> **EXERCISE DETAILS**
Determine how many lines below hold the string "Video". Reply with the number alone.

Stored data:

● ● ● ● ●

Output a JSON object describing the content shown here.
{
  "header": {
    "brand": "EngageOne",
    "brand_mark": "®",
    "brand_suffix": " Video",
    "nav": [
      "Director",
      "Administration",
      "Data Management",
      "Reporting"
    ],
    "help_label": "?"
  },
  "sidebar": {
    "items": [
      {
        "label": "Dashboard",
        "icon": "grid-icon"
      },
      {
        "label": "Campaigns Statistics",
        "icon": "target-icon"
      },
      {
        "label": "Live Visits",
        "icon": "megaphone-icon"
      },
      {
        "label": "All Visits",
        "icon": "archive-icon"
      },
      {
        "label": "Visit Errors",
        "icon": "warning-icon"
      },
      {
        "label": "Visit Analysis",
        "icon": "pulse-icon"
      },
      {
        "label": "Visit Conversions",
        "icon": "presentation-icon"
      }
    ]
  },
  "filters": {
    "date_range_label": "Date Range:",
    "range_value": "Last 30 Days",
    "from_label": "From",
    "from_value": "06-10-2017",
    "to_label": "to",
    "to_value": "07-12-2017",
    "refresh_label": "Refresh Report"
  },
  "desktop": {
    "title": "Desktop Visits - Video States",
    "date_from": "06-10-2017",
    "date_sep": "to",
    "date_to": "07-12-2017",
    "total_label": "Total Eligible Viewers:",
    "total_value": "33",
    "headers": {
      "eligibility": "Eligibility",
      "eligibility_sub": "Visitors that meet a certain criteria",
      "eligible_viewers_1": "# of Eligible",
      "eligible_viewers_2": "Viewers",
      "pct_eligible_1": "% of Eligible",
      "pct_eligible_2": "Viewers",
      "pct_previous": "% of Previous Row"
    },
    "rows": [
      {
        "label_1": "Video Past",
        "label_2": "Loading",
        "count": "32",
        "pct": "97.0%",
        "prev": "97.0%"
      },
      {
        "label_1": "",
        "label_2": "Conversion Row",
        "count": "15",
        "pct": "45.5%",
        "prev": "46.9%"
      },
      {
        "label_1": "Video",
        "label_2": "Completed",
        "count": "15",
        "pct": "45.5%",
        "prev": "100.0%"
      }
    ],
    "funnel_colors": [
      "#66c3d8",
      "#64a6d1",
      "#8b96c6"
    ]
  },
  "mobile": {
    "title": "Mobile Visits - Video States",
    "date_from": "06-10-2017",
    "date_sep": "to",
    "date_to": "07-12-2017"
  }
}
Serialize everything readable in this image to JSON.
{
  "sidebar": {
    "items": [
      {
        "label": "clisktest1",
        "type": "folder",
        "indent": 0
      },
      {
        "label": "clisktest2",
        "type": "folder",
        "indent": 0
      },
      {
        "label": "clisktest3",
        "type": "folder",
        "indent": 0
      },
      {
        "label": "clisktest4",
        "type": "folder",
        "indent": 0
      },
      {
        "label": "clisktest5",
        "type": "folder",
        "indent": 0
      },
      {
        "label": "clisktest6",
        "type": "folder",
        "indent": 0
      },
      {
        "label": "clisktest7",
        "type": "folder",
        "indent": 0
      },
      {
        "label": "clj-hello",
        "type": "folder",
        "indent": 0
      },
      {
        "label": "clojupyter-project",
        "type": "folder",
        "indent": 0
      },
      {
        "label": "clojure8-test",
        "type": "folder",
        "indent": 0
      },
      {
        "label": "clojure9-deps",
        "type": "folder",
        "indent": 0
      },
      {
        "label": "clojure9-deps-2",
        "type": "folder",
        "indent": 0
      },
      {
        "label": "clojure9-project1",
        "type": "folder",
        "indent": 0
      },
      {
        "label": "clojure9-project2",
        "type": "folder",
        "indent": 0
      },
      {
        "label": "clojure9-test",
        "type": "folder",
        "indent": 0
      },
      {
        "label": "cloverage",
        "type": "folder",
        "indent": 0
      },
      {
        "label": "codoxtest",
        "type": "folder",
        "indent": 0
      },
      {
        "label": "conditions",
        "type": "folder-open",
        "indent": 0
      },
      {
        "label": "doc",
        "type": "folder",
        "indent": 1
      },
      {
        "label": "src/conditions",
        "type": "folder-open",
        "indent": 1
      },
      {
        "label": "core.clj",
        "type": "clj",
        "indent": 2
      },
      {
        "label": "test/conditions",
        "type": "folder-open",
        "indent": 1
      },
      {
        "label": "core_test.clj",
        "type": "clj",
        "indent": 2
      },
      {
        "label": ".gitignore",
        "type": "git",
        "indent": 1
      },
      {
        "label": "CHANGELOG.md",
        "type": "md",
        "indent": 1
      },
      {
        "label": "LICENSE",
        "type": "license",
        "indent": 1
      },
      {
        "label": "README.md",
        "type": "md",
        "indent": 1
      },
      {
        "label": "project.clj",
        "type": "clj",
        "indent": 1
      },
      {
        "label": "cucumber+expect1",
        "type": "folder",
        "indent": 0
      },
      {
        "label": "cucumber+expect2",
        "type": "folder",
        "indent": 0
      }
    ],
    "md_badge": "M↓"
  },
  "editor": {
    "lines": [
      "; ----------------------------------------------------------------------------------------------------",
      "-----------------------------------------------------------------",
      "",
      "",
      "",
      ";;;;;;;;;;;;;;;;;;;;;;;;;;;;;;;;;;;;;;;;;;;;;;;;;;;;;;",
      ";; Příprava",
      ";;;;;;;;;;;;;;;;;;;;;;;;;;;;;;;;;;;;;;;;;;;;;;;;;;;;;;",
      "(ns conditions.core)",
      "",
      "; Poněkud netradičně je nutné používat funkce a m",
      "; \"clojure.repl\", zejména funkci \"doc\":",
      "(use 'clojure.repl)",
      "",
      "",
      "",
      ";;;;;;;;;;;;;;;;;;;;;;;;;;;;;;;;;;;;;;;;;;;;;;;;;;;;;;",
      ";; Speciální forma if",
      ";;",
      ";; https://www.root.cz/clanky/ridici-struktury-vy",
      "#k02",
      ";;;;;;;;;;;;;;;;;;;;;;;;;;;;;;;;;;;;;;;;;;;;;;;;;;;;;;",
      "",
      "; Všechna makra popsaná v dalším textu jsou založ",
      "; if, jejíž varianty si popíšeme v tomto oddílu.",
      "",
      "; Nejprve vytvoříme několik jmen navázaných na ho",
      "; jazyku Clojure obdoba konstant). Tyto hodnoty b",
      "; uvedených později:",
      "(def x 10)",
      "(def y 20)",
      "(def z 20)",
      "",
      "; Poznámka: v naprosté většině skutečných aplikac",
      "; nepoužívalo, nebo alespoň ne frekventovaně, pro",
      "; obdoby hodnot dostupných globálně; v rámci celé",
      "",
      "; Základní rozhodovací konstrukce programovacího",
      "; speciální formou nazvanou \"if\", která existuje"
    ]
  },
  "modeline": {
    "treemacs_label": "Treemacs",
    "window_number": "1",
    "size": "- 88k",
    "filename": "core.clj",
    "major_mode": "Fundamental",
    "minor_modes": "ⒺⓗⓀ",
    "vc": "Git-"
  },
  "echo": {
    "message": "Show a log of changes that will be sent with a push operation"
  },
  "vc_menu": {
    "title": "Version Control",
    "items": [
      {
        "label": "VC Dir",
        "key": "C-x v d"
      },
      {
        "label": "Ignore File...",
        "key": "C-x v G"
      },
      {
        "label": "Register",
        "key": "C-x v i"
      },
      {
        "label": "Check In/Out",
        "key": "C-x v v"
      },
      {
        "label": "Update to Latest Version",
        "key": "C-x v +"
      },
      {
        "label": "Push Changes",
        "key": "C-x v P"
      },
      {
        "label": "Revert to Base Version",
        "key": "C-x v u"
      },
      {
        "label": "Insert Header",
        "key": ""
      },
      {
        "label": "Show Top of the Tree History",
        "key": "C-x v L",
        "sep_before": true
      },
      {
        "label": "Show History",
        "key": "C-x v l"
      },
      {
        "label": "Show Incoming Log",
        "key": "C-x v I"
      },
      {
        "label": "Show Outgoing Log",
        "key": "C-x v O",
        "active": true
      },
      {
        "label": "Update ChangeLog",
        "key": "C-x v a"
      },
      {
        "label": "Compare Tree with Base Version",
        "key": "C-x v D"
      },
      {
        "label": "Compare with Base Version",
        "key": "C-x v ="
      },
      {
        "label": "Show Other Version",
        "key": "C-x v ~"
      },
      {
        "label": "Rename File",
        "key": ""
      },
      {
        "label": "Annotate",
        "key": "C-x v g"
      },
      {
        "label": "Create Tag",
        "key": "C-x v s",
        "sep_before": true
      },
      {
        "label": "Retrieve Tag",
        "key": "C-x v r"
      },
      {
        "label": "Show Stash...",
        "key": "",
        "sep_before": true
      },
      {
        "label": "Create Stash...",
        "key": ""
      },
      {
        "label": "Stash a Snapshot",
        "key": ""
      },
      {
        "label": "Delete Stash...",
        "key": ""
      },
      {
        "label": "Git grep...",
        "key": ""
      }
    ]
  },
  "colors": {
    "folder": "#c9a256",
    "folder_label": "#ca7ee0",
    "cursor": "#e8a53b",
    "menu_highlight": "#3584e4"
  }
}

● ● ● ● ●

> **ANSWER TO THIS EXERCISE**
5